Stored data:
_ _ _ _
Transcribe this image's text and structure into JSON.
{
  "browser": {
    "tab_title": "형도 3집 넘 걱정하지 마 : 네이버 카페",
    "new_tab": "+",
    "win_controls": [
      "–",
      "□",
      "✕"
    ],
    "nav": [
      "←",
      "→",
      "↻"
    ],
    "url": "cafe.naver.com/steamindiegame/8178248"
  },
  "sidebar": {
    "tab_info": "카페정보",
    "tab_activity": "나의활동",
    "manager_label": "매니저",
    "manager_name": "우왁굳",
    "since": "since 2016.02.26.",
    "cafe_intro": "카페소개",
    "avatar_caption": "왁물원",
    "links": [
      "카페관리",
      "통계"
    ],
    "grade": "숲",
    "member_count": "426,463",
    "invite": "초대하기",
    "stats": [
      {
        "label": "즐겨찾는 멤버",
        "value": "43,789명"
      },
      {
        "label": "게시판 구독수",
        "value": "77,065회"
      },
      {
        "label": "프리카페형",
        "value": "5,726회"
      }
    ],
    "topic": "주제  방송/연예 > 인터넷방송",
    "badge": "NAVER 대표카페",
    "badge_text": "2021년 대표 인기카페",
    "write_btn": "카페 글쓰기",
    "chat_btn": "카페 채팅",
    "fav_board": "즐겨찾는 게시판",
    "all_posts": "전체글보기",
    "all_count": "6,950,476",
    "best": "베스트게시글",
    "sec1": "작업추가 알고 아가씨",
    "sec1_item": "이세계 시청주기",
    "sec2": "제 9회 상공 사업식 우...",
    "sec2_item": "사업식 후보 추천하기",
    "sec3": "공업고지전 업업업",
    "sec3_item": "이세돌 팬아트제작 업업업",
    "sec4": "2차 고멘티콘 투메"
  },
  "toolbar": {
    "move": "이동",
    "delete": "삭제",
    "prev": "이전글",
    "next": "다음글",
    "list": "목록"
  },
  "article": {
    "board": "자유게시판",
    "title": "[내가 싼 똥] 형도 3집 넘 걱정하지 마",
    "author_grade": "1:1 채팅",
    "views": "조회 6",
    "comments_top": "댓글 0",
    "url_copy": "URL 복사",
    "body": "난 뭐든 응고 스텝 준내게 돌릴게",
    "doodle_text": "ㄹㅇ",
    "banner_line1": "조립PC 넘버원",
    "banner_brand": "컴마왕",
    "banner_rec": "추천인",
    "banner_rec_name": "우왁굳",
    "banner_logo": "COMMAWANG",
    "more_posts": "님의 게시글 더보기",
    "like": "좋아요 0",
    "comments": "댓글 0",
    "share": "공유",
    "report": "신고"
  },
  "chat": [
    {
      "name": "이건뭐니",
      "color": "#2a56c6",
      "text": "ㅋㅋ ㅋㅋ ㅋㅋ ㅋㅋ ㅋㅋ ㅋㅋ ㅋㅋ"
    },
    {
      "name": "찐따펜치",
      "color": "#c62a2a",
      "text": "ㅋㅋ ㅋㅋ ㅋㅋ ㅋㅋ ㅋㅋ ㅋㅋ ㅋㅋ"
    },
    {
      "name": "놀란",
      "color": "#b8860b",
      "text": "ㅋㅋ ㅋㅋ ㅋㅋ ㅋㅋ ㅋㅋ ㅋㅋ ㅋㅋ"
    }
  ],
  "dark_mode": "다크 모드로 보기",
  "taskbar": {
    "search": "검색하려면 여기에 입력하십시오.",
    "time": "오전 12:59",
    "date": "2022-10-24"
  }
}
_ _ _ _
[What is required] Search the data for "color" and list every line in which it occurs.

[Solution below]
      "color": "#2a56c6",
      "color": "#c62a2a",
      "color": "#b8860b",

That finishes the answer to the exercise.